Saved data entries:
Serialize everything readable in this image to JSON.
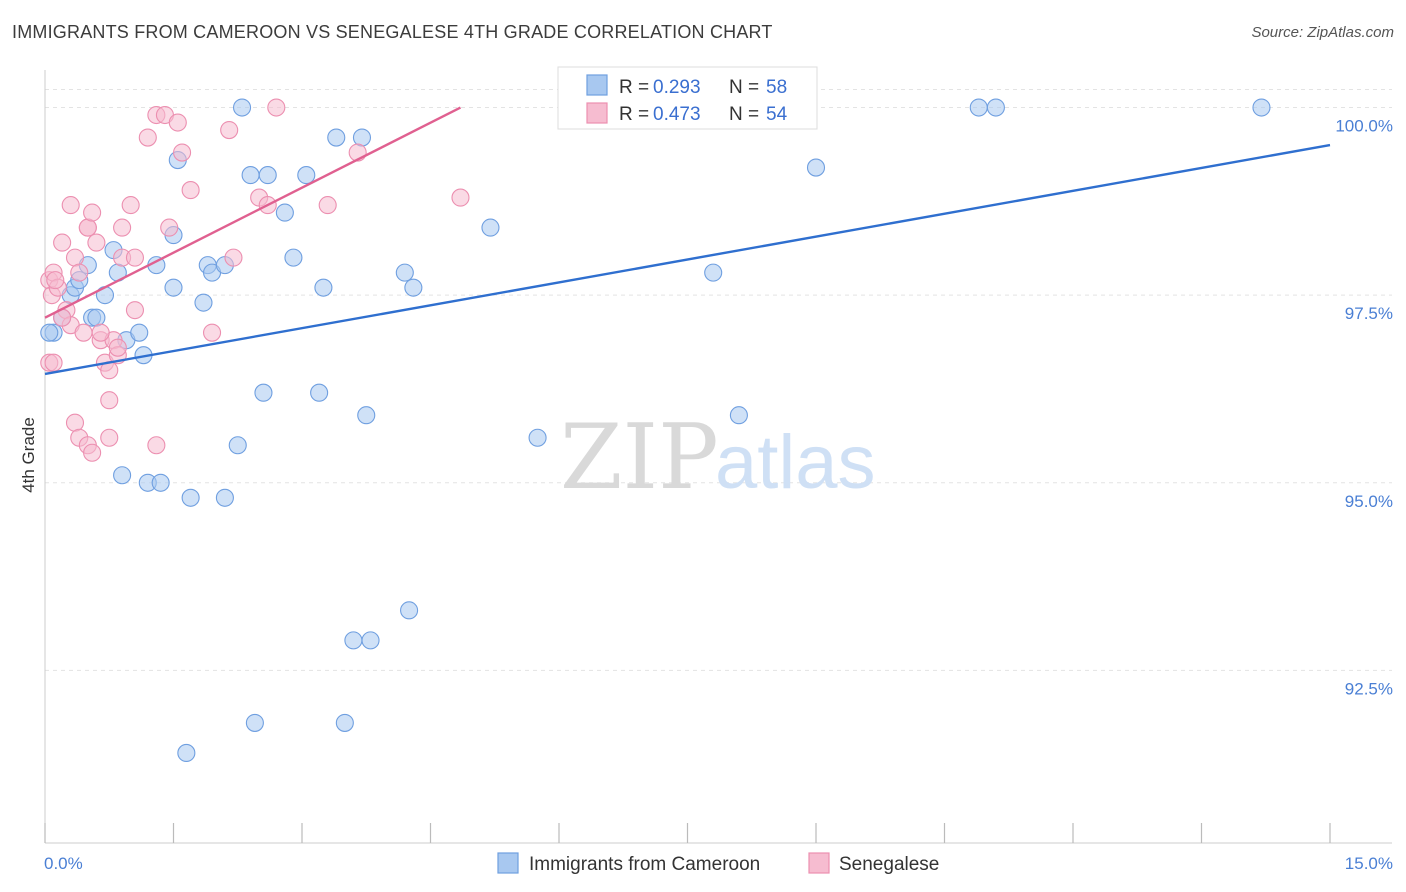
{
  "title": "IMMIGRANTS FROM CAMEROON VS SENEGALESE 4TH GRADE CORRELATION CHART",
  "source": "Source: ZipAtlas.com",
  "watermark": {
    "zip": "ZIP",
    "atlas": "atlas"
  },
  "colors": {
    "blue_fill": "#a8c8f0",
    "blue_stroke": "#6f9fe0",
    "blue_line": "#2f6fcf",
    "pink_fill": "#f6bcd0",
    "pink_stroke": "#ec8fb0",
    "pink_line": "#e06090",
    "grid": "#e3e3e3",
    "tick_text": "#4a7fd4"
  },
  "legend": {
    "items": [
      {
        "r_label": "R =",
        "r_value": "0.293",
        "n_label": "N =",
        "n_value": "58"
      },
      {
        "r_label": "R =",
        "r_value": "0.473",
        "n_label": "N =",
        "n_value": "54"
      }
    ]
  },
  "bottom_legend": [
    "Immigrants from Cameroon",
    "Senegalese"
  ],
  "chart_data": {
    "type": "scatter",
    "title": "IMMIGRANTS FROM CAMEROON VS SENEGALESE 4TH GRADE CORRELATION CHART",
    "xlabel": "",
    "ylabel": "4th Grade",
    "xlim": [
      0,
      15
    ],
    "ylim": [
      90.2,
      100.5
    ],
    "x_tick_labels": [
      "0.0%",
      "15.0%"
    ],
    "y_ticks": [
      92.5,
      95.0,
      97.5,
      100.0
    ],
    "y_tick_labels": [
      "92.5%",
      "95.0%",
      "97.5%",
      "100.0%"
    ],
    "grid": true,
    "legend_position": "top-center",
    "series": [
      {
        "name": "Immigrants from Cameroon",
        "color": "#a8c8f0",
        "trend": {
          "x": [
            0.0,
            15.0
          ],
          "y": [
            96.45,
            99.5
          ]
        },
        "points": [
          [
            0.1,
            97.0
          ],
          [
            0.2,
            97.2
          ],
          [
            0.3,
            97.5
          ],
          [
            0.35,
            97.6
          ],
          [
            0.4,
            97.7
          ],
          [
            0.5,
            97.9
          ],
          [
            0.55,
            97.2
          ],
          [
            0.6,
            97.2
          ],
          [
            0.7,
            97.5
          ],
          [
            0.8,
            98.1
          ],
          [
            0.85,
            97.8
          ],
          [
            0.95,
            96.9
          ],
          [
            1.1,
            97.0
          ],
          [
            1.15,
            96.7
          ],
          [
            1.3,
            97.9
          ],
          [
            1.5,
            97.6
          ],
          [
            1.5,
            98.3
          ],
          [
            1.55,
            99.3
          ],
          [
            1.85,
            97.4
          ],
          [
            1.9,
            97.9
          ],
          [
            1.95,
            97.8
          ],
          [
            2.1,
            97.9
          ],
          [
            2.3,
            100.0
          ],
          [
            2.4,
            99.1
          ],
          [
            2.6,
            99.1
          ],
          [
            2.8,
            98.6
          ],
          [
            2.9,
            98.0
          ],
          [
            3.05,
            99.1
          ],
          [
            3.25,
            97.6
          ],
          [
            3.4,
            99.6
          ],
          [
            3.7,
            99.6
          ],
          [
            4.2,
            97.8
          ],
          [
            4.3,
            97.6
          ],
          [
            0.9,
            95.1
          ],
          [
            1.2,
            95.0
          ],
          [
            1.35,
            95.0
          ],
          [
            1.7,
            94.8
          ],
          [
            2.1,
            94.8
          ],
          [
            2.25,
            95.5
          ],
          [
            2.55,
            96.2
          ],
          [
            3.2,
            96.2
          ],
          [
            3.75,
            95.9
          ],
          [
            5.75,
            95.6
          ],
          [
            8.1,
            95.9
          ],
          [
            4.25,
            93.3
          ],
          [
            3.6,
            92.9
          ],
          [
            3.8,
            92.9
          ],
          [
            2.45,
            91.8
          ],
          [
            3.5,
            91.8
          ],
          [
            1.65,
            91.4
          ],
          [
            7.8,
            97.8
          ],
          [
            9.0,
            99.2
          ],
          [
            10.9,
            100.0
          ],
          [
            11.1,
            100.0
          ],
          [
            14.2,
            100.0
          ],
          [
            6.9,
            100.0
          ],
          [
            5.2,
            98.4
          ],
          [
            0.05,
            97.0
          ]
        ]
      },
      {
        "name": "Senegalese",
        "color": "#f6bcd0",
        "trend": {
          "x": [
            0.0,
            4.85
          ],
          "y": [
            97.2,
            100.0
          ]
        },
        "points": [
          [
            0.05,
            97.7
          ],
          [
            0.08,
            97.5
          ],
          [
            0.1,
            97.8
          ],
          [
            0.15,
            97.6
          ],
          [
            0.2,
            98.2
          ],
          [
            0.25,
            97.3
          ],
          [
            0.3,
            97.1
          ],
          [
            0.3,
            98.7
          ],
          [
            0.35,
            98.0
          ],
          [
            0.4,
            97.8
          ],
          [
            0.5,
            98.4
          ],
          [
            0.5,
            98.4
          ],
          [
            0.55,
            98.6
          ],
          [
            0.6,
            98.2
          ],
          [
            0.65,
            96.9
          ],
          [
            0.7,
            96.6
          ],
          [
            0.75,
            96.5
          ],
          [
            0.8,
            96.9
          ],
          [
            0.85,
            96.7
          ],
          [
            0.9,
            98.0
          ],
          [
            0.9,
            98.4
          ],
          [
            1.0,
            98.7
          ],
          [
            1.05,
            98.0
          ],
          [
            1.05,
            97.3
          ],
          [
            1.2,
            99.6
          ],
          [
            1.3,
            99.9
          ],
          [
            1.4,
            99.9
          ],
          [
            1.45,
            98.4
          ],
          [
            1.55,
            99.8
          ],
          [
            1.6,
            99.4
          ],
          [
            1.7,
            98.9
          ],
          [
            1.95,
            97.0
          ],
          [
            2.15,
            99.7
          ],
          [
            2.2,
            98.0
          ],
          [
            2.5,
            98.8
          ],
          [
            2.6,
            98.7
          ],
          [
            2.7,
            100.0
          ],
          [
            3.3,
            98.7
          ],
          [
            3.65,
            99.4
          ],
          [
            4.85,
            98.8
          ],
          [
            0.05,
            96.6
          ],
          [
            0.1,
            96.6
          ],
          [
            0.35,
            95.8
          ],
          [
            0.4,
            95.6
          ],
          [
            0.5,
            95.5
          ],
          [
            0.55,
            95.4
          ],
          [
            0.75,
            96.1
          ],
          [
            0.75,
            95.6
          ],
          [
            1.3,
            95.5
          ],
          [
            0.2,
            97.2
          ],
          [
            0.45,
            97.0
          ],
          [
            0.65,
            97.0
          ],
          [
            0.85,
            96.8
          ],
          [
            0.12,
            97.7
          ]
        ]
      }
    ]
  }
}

**WORK TO COMPLETE:** Leave out the pictures and print every line of the data exactly.

**EXERCISE SOLUTION:**
Serialize everything readable in this image to JSON.
{
  "title": "IMMIGRANTS FROM CAMEROON VS SENEGALESE 4TH GRADE CORRELATION CHART",
  "source": "Source: ZipAtlas.com",
  "watermark": {
    "zip": "ZIP",
    "atlas": "atlas"
  },
  "colors": {
    "blue_fill": "#a8c8f0",
    "blue_stroke": "#6f9fe0",
    "blue_line": "#2f6fcf",
    "pink_fill": "#f6bcd0",
    "pink_stroke": "#ec8fb0",
    "pink_line": "#e06090",
    "grid": "#e3e3e3",
    "tick_text": "#4a7fd4"
  },
  "legend": {
    "items": [
      {
        "r_label": "R =",
        "r_value": "0.293",
        "n_label": "N =",
        "n_value": "58"
      },
      {
        "r_label": "R =",
        "r_value": "0.473",
        "n_label": "N =",
        "n_value": "54"
      }
    ]
  },
  "bottom_legend": [
    "Immigrants from Cameroon",
    "Senegalese"
  ],
  "chart_data": {
    "type": "scatter",
    "title": "IMMIGRANTS FROM CAMEROON VS SENEGALESE 4TH GRADE CORRELATION CHART",
    "xlabel": "",
    "ylabel": "4th Grade",
    "xlim": [
      0,
      15
    ],
    "ylim": [
      90.2,
      100.5
    ],
    "x_tick_labels": [
      "0.0%",
      "15.0%"
    ],
    "y_ticks": [
      92.5,
      95.0,
      97.5,
      100.0
    ],
    "y_tick_labels": [
      "92.5%",
      "95.0%",
      "97.5%",
      "100.0%"
    ],
    "grid": true,
    "legend_position": "top-center",
    "series": [
      {
        "name": "Immigrants from Cameroon",
        "color": "#a8c8f0",
        "trend": {
          "x": [
            0.0,
            15.0
          ],
          "y": [
            96.45,
            99.5
          ]
        },
        "points": [
          [
            0.1,
            97.0
          ],
          [
            0.2,
            97.2
          ],
          [
            0.3,
            97.5
          ],
          [
            0.35,
            97.6
          ],
          [
            0.4,
            97.7
          ],
          [
            0.5,
            97.9
          ],
          [
            0.55,
            97.2
          ],
          [
            0.6,
            97.2
          ],
          [
            0.7,
            97.5
          ],
          [
            0.8,
            98.1
          ],
          [
            0.85,
            97.8
          ],
          [
            0.95,
            96.9
          ],
          [
            1.1,
            97.0
          ],
          [
            1.15,
            96.7
          ],
          [
            1.3,
            97.9
          ],
          [
            1.5,
            97.6
          ],
          [
            1.5,
            98.3
          ],
          [
            1.55,
            99.3
          ],
          [
            1.85,
            97.4
          ],
          [
            1.9,
            97.9
          ],
          [
            1.95,
            97.8
          ],
          [
            2.1,
            97.9
          ],
          [
            2.3,
            100.0
          ],
          [
            2.4,
            99.1
          ],
          [
            2.6,
            99.1
          ],
          [
            2.8,
            98.6
          ],
          [
            2.9,
            98.0
          ],
          [
            3.05,
            99.1
          ],
          [
            3.25,
            97.6
          ],
          [
            3.4,
            99.6
          ],
          [
            3.7,
            99.6
          ],
          [
            4.2,
            97.8
          ],
          [
            4.3,
            97.6
          ],
          [
            0.9,
            95.1
          ],
          [
            1.2,
            95.0
          ],
          [
            1.35,
            95.0
          ],
          [
            1.7,
            94.8
          ],
          [
            2.1,
            94.8
          ],
          [
            2.25,
            95.5
          ],
          [
            2.55,
            96.2
          ],
          [
            3.2,
            96.2
          ],
          [
            3.75,
            95.9
          ],
          [
            5.75,
            95.6
          ],
          [
            8.1,
            95.9
          ],
          [
            4.25,
            93.3
          ],
          [
            3.6,
            92.9
          ],
          [
            3.8,
            92.9
          ],
          [
            2.45,
            91.8
          ],
          [
            3.5,
            91.8
          ],
          [
            1.65,
            91.4
          ],
          [
            7.8,
            97.8
          ],
          [
            9.0,
            99.2
          ],
          [
            10.9,
            100.0
          ],
          [
            11.1,
            100.0
          ],
          [
            14.2,
            100.0
          ],
          [
            6.9,
            100.0
          ],
          [
            5.2,
            98.4
          ],
          [
            0.05,
            97.0
          ]
        ]
      },
      {
        "name": "Senegalese",
        "color": "#f6bcd0",
        "trend": {
          "x": [
            0.0,
            4.85
          ],
          "y": [
            97.2,
            100.0
          ]
        },
        "points": [
          [
            0.05,
            97.7
          ],
          [
            0.08,
            97.5
          ],
          [
            0.1,
            97.8
          ],
          [
            0.15,
            97.6
          ],
          [
            0.2,
            98.2
          ],
          [
            0.25,
            97.3
          ],
          [
            0.3,
            97.1
          ],
          [
            0.3,
            98.7
          ],
          [
            0.35,
            98.0
          ],
          [
            0.4,
            97.8
          ],
          [
            0.5,
            98.4
          ],
          [
            0.5,
            98.4
          ],
          [
            0.55,
            98.6
          ],
          [
            0.6,
            98.2
          ],
          [
            0.65,
            96.9
          ],
          [
            0.7,
            96.6
          ],
          [
            0.75,
            96.5
          ],
          [
            0.8,
            96.9
          ],
          [
            0.85,
            96.7
          ],
          [
            0.9,
            98.0
          ],
          [
            0.9,
            98.4
          ],
          [
            1.0,
            98.7
          ],
          [
            1.05,
            98.0
          ],
          [
            1.05,
            97.3
          ],
          [
            1.2,
            99.6
          ],
          [
            1.3,
            99.9
          ],
          [
            1.4,
            99.9
          ],
          [
            1.45,
            98.4
          ],
          [
            1.55,
            99.8
          ],
          [
            1.6,
            99.4
          ],
          [
            1.7,
            98.9
          ],
          [
            1.95,
            97.0
          ],
          [
            2.15,
            99.7
          ],
          [
            2.2,
            98.0
          ],
          [
            2.5,
            98.8
          ],
          [
            2.6,
            98.7
          ],
          [
            2.7,
            100.0
          ],
          [
            3.3,
            98.7
          ],
          [
            3.65,
            99.4
          ],
          [
            4.85,
            98.8
          ],
          [
            0.05,
            96.6
          ],
          [
            0.1,
            96.6
          ],
          [
            0.35,
            95.8
          ],
          [
            0.4,
            95.6
          ],
          [
            0.5,
            95.5
          ],
          [
            0.55,
            95.4
          ],
          [
            0.75,
            96.1
          ],
          [
            0.75,
            95.6
          ],
          [
            1.3,
            95.5
          ],
          [
            0.2,
            97.2
          ],
          [
            0.45,
            97.0
          ],
          [
            0.65,
            97.0
          ],
          [
            0.85,
            96.8
          ],
          [
            0.12,
            97.7
          ]
        ]
      }
    ]
  }
}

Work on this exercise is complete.